**Task objective:** Each entry has to be copied exactly, with nothing missed.

**Data for this task:**
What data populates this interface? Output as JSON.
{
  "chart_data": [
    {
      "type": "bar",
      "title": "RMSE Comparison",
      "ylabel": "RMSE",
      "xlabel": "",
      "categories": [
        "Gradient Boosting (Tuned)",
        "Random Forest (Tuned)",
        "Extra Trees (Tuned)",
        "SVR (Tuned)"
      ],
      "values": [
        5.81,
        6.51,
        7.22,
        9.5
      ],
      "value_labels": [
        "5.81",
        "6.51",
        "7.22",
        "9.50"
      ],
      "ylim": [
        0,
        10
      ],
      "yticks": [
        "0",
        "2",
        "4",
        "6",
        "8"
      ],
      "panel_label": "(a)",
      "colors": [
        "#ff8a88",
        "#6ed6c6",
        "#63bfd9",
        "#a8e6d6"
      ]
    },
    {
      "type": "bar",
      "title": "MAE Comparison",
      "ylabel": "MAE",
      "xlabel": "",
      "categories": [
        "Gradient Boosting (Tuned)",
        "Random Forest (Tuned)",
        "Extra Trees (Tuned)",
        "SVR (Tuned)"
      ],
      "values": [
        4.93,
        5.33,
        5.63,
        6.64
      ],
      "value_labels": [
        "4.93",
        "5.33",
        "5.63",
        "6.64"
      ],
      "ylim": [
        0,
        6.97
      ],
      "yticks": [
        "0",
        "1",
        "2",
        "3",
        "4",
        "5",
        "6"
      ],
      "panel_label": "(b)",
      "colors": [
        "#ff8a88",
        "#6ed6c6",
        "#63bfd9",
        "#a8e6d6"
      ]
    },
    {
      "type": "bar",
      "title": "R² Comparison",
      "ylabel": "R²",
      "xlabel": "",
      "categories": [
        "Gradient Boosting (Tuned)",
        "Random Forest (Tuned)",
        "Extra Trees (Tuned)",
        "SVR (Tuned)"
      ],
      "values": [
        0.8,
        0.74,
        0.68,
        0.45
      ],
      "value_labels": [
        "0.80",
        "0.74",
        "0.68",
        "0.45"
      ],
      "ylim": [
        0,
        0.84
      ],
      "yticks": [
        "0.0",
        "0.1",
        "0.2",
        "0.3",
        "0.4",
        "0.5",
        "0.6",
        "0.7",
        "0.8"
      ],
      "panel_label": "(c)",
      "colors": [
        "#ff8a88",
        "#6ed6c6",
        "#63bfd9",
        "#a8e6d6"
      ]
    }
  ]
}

**Answer:**
What data populates this interface? Output as JSON.
{
  "chart_data": [
    {
      "type": "bar",
      "title": "RMSE Comparison",
      "ylabel": "RMSE",
      "xlabel": "",
      "categories": [
        "Gradient Boosting (Tuned)",
        "Random Forest (Tuned)",
        "Extra Trees (Tuned)",
        "SVR (Tuned)"
      ],
      "values": [
        5.81,
        6.51,
        7.22,
        9.5
      ],
      "value_labels": [
        "5.81",
        "6.51",
        "7.22",
        "9.50"
      ],
      "ylim": [
        0,
        10
      ],
      "yticks": [
        "0",
        "2",
        "4",
        "6",
        "8"
      ],
      "panel_label": "(a)",
      "colors": [
        "#ff8a88",
        "#6ed6c6",
        "#63bfd9",
        "#a8e6d6"
      ]
    },
    {
      "type": "bar",
      "title": "MAE Comparison",
      "ylabel": "MAE",
      "xlabel": "",
      "categories": [
        "Gradient Boosting (Tuned)",
        "Random Forest (Tuned)",
        "Extra Trees (Tuned)",
        "SVR (Tuned)"
      ],
      "values": [
        4.93,
        5.33,
        5.63,
        6.64
      ],
      "value_labels": [
        "4.93",
        "5.33",
        "5.63",
        "6.64"
      ],
      "ylim": [
        0,
        6.97
      ],
      "yticks": [
        "0",
        "1",
        "2",
        "3",
        "4",
        "5",
        "6"
      ],
      "panel_label": "(b)",
      "colors": [
        "#ff8a88",
        "#6ed6c6",
        "#63bfd9",
        "#a8e6d6"
      ]
    },
    {
      "type": "bar",
      "title": "R² Comparison",
      "ylabel": "R²",
      "xlabel": "",
      "categories": [
        "Gradient Boosting (Tuned)",
        "Random Forest (Tuned)",
        "Extra Trees (Tuned)",
        "SVR (Tuned)"
      ],
      "values": [
        0.8,
        0.74,
        0.68,
        0.45
      ],
      "value_labels": [
        "0.80",
        "0.74",
        "0.68",
        "0.45"
      ],
      "ylim": [
        0,
        0.84
      ],
      "yticks": [
        "0.0",
        "0.1",
        "0.2",
        "0.3",
        "0.4",
        "0.5",
        "0.6",
        "0.7",
        "0.8"
      ],
      "panel_label": "(c)",
      "colors": [
        "#ff8a88",
        "#6ed6c6",
        "#63bfd9",
        "#a8e6d6"
      ]
    }
  ]
}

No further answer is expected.